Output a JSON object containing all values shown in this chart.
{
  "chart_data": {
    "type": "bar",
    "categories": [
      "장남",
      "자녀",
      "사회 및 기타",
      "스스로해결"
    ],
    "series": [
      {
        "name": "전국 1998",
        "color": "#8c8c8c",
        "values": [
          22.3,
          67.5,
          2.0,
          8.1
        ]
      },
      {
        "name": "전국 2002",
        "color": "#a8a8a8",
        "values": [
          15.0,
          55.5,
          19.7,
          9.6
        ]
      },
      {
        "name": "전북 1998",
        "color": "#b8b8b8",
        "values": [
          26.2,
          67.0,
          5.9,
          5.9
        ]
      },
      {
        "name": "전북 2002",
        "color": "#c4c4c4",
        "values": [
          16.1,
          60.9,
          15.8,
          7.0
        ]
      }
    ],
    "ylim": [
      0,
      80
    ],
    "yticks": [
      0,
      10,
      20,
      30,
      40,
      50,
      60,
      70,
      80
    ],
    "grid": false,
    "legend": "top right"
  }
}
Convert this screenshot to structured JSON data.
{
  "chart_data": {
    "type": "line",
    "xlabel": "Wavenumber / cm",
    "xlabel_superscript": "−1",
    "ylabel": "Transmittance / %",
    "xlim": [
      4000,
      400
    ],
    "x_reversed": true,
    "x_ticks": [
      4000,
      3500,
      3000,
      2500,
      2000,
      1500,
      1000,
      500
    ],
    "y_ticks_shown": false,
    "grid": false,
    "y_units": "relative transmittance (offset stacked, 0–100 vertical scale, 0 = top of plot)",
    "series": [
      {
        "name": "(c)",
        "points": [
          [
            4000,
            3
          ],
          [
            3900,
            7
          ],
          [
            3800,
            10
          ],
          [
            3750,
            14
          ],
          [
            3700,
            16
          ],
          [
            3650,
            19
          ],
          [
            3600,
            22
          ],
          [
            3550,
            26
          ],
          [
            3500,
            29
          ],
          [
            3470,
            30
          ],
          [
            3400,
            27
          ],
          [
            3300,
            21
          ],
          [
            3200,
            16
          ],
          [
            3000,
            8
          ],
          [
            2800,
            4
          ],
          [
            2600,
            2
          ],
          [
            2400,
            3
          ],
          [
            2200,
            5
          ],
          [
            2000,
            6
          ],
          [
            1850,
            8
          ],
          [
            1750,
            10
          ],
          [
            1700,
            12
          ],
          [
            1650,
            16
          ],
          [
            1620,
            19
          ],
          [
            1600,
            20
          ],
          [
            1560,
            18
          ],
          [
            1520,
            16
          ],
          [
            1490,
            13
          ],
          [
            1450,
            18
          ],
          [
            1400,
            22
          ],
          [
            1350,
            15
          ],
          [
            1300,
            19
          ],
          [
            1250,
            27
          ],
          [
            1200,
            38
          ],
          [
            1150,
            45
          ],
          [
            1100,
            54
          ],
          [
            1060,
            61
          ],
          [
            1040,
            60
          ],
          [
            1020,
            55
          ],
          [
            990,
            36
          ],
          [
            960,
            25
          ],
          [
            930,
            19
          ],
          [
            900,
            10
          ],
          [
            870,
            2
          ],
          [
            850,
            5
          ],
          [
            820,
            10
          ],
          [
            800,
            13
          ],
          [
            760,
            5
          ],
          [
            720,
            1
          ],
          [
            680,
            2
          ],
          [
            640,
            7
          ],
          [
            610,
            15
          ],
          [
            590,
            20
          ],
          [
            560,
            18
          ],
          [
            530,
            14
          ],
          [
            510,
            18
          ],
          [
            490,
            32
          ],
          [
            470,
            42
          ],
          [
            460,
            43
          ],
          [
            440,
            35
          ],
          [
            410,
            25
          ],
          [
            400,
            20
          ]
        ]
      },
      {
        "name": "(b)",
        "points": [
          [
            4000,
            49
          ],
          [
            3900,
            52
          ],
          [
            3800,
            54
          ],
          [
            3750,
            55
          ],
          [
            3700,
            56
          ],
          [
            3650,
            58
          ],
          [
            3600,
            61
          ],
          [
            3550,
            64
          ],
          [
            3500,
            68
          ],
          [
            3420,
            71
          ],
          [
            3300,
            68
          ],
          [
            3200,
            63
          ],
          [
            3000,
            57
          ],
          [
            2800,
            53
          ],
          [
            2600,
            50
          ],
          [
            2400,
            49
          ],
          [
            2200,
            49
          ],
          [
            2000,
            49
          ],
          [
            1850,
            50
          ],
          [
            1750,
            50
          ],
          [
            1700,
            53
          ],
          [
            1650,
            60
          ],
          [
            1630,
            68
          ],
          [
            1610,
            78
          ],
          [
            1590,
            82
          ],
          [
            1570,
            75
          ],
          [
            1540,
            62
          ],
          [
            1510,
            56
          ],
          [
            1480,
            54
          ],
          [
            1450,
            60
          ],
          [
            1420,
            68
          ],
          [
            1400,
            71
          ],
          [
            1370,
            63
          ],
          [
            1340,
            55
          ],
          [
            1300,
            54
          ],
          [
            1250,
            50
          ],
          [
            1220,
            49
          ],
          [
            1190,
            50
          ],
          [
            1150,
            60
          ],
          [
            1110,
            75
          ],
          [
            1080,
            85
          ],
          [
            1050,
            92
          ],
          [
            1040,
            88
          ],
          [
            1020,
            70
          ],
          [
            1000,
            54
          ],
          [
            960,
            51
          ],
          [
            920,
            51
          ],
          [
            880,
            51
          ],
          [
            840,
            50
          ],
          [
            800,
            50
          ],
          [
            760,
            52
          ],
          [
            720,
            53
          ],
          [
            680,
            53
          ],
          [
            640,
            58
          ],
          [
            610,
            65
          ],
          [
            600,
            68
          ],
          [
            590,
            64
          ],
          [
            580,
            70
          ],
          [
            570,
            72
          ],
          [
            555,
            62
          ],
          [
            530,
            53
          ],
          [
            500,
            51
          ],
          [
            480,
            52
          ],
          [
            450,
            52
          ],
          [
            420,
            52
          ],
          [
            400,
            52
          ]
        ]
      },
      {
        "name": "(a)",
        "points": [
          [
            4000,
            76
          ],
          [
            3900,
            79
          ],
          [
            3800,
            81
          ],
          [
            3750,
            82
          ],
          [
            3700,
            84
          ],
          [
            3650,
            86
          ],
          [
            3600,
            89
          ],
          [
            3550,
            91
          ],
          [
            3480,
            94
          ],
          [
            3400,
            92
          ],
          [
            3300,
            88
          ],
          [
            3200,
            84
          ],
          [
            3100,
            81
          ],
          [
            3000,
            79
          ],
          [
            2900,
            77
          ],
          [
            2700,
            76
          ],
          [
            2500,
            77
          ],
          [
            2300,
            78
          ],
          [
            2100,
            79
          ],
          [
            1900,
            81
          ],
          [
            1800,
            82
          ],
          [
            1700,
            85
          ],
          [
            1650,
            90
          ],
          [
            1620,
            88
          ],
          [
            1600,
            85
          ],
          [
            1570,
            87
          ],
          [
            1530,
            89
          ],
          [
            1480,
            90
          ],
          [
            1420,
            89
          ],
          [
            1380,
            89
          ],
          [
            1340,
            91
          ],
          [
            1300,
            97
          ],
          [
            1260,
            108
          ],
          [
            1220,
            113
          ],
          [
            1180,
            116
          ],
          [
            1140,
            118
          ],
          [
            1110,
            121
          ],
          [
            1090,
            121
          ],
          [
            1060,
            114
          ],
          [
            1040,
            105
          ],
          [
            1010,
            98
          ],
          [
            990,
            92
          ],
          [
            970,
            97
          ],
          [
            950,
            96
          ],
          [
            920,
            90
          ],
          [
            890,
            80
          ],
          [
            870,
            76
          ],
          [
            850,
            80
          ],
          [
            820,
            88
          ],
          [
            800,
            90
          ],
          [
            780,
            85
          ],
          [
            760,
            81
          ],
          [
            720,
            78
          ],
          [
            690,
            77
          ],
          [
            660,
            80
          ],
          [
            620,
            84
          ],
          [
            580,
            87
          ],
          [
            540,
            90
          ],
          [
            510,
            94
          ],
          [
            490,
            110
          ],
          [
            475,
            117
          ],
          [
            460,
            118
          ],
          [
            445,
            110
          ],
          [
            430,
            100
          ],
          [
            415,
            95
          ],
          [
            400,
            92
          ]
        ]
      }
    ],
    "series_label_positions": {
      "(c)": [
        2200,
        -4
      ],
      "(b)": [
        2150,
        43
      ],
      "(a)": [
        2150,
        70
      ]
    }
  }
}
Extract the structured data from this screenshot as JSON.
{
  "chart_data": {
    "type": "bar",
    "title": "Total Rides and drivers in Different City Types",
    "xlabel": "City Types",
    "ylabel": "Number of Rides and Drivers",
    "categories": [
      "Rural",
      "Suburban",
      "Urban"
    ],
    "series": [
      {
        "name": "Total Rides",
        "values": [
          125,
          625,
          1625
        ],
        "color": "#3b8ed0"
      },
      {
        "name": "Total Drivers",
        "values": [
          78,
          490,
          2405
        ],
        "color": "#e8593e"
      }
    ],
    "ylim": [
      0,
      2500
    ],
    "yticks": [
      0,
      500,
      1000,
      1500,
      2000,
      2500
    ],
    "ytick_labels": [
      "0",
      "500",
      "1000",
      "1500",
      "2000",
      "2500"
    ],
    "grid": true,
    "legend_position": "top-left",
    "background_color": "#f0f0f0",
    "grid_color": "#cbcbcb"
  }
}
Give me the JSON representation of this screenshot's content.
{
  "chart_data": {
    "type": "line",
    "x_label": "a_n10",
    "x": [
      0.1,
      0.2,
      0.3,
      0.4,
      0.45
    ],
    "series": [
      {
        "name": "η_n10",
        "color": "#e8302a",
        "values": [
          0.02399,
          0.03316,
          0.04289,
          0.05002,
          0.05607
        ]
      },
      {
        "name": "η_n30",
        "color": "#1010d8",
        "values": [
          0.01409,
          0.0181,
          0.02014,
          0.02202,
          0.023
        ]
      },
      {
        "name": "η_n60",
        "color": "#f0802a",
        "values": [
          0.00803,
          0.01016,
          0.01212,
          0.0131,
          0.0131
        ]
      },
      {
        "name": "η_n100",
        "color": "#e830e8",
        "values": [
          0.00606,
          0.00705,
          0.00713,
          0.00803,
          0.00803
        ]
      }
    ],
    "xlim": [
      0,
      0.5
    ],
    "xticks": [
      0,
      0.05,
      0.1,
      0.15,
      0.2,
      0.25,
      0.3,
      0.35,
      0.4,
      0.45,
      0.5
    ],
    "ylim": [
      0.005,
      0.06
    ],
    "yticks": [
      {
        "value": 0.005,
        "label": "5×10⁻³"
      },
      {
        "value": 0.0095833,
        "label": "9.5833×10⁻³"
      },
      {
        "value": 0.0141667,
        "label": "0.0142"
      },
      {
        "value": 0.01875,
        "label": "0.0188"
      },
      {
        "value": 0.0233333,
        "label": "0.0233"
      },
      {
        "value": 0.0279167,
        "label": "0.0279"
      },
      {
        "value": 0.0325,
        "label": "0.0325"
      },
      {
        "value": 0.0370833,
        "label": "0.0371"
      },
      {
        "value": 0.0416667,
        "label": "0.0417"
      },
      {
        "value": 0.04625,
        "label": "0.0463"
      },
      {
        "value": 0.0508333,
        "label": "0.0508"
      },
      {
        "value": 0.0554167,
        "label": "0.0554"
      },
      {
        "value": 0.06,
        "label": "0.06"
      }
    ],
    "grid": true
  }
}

==================================================

■ **DO THIS**: Determine how many lines of the data contain "screenshot" and give nothing but that number.

■ **RESPONSE FOR THIS EXERCISE**: 3